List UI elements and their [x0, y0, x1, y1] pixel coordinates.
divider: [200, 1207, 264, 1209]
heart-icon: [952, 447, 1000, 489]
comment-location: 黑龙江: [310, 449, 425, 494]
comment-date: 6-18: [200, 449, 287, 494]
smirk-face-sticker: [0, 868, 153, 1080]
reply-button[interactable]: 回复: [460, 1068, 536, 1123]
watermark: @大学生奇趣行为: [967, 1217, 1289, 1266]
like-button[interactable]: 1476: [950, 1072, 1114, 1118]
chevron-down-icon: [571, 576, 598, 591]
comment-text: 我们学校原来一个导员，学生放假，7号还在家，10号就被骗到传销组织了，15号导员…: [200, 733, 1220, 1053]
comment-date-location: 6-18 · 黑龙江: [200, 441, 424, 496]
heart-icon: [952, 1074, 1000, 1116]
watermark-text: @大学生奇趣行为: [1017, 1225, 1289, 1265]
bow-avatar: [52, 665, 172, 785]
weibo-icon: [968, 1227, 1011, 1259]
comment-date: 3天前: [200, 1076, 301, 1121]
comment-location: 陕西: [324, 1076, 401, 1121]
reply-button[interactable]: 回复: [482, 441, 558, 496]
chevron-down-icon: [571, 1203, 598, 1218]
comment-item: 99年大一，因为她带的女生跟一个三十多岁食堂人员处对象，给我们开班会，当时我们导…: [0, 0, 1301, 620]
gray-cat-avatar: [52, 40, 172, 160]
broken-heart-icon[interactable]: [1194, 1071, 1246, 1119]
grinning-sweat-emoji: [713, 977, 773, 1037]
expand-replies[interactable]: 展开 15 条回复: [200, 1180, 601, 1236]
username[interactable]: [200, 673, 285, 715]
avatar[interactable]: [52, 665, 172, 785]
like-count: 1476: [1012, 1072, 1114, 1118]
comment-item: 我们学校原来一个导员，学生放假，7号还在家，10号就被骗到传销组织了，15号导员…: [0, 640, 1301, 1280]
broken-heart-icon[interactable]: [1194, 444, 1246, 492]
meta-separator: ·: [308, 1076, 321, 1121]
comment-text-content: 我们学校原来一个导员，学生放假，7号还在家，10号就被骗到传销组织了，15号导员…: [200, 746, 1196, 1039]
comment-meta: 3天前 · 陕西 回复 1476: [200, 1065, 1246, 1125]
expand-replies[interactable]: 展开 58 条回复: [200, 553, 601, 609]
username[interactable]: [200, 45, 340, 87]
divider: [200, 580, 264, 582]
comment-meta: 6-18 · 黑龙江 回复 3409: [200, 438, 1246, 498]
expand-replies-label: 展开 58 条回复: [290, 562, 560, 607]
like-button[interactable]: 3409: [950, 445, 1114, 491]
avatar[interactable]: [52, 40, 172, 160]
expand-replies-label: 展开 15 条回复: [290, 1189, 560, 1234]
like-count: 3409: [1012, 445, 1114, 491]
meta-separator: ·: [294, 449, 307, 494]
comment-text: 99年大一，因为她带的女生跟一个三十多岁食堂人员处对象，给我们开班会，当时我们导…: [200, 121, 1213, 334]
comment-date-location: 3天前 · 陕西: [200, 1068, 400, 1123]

-.-.-

> YOUR GOAL
Can you arrange the rows as a JSON list of strings, one string per line, from the very first line of the rows through the line that contains "meta-separator: ·: [308, 1076, 321, 1121]", leaving out any blank lines?

> EXERCISE SOLUTION
[
  "List UI elements and their [x0, y0, x1, y1] pixel coordinates.",
  "divider: [200, 1207, 264, 1209]",
  "heart-icon: [952, 447, 1000, 489]",
  "comment-location: 黑龙江: [310, 449, 425, 494]",
  "comment-date: 6-18: [200, 449, 287, 494]",
  "smirk-face-sticker: [0, 868, 153, 1080]",
  "reply-button[interactable]: 回复: [460, 1068, 536, 1123]",
  "watermark: @大学生奇趣行为: [967, 1217, 1289, 1266]",
  "like-button[interactable]: 1476: [950, 1072, 1114, 1118]",
  "chevron-down-icon: [571, 576, 598, 591]",
  "comment-text: 我们学校原来一个导员，学生放假，7号还在家，10号就被骗到传销组织了，15号导员…: [200, 733, 1220, 1053]",
  "comment-date-location: 6-18 · 黑龙江: [200, 441, 424, 496]",
  "heart-icon: [952, 1074, 1000, 1116]",
  "watermark-text: @大学生奇趣行为: [1017, 1225, 1289, 1265]",
  "bow-avatar: [52, 665, 172, 785]",
  "weibo-icon: [968, 1227, 1011, 1259]",
  "comment-date: 3天前: [200, 1076, 301, 1121]",
  "comment-location: 陕西: [324, 1076, 401, 1121]",
  "reply-button[interactable]: 回复: [482, 441, 558, 496]",
  "chevron-down-icon: [571, 1203, 598, 1218]",
  "comment-item: 99年大一，因为她带的女生跟一个三十多岁食堂人员处对象，给我们开班会，当时我们导…: [0, 0, 1301, 620]",
  "gray-cat-avatar: [52, 40, 172, 160]",
  "broken-heart-icon[interactable]: [1194, 1071, 1246, 1119]",
  "grinning-sweat-emoji: [713, 977, 773, 1037]",
  "expand-replies[interactable]: 展开 15 条回复: [200, 1180, 601, 1236]",
  "username[interactable]: [200, 673, 285, 715]",
  "avatar[interactable]: [52, 665, 172, 785]",
  "like-count: 1476: [1012, 1072, 1114, 1118]",
  "comment-item: 我们学校原来一个导员，学生放假，7号还在家，10号就被骗到传销组织了，15号导员…: [0, 640, 1301, 1280]",
  "broken-heart-icon[interactable]: [1194, 444, 1246, 492]",
  "meta-separator: ·: [308, 1076, 321, 1121]"
]